» BRIEF: Extract the lines starting at the very first one and ending at the line that contains "tab-actions[interactable]: Actions —", both ends included, and reproduce them unchanged.

Spatial annotation entries
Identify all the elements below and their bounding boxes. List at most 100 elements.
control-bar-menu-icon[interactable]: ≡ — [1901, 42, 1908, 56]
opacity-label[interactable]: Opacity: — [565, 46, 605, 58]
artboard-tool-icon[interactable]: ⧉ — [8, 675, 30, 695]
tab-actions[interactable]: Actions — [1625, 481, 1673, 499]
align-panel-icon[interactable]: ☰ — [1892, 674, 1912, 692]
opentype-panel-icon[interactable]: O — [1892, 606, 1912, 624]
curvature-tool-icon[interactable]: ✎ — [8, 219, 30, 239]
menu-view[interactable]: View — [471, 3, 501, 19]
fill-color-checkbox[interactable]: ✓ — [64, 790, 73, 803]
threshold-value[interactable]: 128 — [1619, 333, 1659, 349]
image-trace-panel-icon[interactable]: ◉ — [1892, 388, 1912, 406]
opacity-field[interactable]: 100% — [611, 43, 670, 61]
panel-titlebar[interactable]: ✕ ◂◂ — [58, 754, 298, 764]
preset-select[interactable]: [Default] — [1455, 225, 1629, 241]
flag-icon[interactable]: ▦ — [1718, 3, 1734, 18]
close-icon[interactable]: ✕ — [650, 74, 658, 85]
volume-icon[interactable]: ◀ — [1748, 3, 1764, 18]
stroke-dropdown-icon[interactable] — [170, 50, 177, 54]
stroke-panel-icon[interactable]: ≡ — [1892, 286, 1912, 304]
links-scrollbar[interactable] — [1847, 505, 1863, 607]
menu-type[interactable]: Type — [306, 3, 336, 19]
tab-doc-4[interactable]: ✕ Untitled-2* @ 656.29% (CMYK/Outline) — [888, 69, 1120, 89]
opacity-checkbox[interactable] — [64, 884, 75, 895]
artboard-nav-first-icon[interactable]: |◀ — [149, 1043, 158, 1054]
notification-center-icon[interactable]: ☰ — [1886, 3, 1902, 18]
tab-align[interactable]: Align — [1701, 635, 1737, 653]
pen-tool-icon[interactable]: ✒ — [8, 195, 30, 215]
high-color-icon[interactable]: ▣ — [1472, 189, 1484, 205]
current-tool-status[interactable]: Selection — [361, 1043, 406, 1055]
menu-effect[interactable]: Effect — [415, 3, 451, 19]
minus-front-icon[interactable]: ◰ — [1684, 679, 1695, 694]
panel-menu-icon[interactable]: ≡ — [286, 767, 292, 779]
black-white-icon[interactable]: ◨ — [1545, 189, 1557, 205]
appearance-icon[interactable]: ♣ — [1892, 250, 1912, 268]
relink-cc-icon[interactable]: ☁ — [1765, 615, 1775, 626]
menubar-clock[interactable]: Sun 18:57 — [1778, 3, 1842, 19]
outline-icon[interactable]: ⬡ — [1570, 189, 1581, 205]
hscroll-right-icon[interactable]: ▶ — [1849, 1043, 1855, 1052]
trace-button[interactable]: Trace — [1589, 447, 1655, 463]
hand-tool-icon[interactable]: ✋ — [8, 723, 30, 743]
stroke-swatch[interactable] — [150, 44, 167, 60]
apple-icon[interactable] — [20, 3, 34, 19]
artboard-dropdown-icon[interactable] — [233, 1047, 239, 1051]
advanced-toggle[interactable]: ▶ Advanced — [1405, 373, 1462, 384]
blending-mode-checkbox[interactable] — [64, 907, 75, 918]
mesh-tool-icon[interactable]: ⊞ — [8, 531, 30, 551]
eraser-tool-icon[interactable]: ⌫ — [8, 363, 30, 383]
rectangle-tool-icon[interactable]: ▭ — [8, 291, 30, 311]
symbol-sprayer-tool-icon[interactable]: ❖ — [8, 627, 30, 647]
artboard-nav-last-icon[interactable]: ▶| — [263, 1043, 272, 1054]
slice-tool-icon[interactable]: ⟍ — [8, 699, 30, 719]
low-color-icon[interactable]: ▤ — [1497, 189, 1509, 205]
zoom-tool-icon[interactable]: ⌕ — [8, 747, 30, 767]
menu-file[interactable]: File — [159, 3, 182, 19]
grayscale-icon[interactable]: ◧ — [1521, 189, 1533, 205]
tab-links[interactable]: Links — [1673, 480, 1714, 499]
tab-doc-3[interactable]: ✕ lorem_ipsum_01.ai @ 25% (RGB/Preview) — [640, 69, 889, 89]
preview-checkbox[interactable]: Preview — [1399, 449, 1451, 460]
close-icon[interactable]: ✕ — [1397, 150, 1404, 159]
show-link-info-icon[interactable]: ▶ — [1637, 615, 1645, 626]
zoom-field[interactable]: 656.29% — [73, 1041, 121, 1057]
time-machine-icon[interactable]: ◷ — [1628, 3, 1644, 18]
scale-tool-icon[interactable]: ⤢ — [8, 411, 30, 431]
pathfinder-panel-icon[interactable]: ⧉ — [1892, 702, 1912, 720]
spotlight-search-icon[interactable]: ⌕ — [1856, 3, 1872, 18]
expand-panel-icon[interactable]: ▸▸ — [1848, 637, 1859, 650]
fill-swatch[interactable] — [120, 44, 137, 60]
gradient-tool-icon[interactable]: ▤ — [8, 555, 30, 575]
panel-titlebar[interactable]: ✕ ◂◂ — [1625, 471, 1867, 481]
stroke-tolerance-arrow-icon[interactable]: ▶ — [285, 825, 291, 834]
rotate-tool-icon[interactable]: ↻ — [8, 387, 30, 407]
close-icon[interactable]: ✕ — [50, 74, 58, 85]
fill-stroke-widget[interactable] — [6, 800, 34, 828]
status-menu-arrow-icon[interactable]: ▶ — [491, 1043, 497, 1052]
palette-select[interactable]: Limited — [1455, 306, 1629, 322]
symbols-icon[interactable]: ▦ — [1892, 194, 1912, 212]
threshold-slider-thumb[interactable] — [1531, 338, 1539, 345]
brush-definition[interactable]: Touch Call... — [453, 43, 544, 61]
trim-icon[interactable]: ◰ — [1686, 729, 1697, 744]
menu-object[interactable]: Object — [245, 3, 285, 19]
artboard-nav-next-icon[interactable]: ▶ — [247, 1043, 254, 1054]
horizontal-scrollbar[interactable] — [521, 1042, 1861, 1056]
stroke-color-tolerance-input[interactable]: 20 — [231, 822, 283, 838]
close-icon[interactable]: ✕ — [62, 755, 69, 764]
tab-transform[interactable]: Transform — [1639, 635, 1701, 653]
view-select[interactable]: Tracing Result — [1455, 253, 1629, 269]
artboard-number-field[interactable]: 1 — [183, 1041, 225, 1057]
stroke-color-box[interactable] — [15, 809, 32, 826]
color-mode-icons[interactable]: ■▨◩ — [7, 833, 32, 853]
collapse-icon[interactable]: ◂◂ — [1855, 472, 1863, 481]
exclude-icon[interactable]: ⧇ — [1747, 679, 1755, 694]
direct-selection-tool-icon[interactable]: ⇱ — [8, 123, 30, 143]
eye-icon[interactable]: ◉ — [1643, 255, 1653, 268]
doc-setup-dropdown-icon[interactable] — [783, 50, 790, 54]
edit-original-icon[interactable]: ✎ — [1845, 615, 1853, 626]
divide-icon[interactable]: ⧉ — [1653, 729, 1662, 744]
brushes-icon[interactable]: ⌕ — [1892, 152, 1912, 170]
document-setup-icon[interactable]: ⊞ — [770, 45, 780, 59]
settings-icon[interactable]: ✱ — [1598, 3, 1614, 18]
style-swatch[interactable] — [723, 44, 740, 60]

» SOLUTION TO THE EXERCISE:
Identify all the elements below and their bounding boxes. List at most 100 elements.
control-bar-menu-icon[interactable]: ≡ — [1901, 42, 1908, 56]
opacity-label[interactable]: Opacity: — [565, 46, 605, 58]
artboard-tool-icon[interactable]: ⧉ — [8, 675, 30, 695]
tab-actions[interactable]: Actions — [1625, 481, 1673, 499]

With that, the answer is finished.